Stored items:
>> begin
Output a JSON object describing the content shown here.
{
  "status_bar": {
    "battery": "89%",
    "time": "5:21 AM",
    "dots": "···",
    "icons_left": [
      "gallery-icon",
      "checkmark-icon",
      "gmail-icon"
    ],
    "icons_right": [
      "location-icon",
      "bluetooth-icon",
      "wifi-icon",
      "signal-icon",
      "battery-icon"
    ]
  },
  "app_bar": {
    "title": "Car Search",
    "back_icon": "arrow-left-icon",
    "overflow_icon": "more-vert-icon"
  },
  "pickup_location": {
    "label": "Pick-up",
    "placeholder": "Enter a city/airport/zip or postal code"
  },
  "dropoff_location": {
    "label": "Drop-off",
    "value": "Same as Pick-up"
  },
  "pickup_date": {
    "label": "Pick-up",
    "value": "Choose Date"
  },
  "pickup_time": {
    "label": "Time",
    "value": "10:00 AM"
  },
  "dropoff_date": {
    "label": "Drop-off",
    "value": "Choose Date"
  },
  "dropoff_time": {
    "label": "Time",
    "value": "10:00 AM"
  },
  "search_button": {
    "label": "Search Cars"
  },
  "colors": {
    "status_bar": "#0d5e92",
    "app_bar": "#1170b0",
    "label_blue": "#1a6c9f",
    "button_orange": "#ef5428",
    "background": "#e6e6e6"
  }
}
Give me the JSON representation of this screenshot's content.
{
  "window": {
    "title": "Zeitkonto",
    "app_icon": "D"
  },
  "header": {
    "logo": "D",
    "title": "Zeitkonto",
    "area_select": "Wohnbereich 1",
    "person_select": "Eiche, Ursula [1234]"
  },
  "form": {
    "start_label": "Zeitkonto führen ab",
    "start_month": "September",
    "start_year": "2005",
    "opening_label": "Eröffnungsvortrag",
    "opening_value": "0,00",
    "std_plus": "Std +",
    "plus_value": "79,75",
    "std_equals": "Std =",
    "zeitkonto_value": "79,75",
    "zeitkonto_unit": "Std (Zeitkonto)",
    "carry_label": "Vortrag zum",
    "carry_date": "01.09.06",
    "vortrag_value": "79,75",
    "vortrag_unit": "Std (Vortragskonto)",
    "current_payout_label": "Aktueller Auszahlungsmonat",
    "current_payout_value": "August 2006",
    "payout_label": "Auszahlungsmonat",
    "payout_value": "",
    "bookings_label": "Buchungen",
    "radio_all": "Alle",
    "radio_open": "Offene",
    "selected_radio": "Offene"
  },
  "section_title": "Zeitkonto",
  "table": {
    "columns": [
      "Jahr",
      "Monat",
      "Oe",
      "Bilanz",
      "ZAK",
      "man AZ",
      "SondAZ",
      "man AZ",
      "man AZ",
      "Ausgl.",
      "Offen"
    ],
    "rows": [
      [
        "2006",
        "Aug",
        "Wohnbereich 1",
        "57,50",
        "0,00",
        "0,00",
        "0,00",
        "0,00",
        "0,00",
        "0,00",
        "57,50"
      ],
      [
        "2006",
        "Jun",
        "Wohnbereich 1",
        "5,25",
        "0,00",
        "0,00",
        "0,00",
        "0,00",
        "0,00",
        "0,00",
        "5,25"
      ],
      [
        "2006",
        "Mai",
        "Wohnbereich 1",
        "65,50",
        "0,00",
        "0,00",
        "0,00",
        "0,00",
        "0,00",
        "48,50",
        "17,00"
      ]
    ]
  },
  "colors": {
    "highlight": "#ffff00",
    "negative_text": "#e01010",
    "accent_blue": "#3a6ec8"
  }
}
>> end
Requirement:
Make a verbatim copy of every entry shown above.

Solution for this exercise:
Output a JSON object describing the content shown here.
{
  "status_bar": {
    "battery": "89%",
    "time": "5:21 AM",
    "dots": "···",
    "icons_left": [
      "gallery-icon",
      "checkmark-icon",
      "gmail-icon"
    ],
    "icons_right": [
      "location-icon",
      "bluetooth-icon",
      "wifi-icon",
      "signal-icon",
      "battery-icon"
    ]
  },
  "app_bar": {
    "title": "Car Search",
    "back_icon": "arrow-left-icon",
    "overflow_icon": "more-vert-icon"
  },
  "pickup_location": {
    "label": "Pick-up",
    "placeholder": "Enter a city/airport/zip or postal code"
  },
  "dropoff_location": {
    "label": "Drop-off",
    "value": "Same as Pick-up"
  },
  "pickup_date": {
    "label": "Pick-up",
    "value": "Choose Date"
  },
  "pickup_time": {
    "label": "Time",
    "value": "10:00 AM"
  },
  "dropoff_date": {
    "label": "Drop-off",
    "value": "Choose Date"
  },
  "dropoff_time": {
    "label": "Time",
    "value": "10:00 AM"
  },
  "search_button": {
    "label": "Search Cars"
  },
  "colors": {
    "status_bar": "#0d5e92",
    "app_bar": "#1170b0",
    "label_blue": "#1a6c9f",
    "button_orange": "#ef5428",
    "background": "#e6e6e6"
  }
}
Give me the JSON representation of this screenshot's content.
{
  "window": {
    "title": "Zeitkonto",
    "app_icon": "D"
  },
  "header": {
    "logo": "D",
    "title": "Zeitkonto",
    "area_select": "Wohnbereich 1",
    "person_select": "Eiche, Ursula [1234]"
  },
  "form": {
    "start_label": "Zeitkonto führen ab",
    "start_month": "September",
    "start_year": "2005",
    "opening_label": "Eröffnungsvortrag",
    "opening_value": "0,00",
    "std_plus": "Std +",
    "plus_value": "79,75",
    "std_equals": "Std =",
    "zeitkonto_value": "79,75",
    "zeitkonto_unit": "Std (Zeitkonto)",
    "carry_label": "Vortrag zum",
    "carry_date": "01.09.06",
    "vortrag_value": "79,75",
    "vortrag_unit": "Std (Vortragskonto)",
    "current_payout_label": "Aktueller Auszahlungsmonat",
    "current_payout_value": "August 2006",
    "payout_label": "Auszahlungsmonat",
    "payout_value": "",
    "bookings_label": "Buchungen",
    "radio_all": "Alle",
    "radio_open": "Offene",
    "selected_radio": "Offene"
  },
  "section_title": "Zeitkonto",
  "table": {
    "columns": [
      "Jahr",
      "Monat",
      "Oe",
      "Bilanz",
      "ZAK",
      "man AZ",
      "SondAZ",
      "man AZ",
      "man AZ",
      "Ausgl.",
      "Offen"
    ],
    "rows": [
      [
        "2006",
        "Aug",
        "Wohnbereich 1",
        "57,50",
        "0,00",
        "0,00",
        "0,00",
        "0,00",
        "0,00",
        "0,00",
        "57,50"
      ],
      [
        "2006",
        "Jun",
        "Wohnbereich 1",
        "5,25",
        "0,00",
        "0,00",
        "0,00",
        "0,00",
        "0,00",
        "0,00",
        "5,25"
      ],
      [
        "2006",
        "Mai",
        "Wohnbereich 1",
        "65,50",
        "0,00",
        "0,00",
        "0,00",
        "0,00",
        "0,00",
        "48,50",
        "17,00"
      ]
    ]
  },
  "colors": {
    "highlight": "#ffff00",
    "negative_text": "#e01010",
    "accent_blue": "#3a6ec8"
  }
}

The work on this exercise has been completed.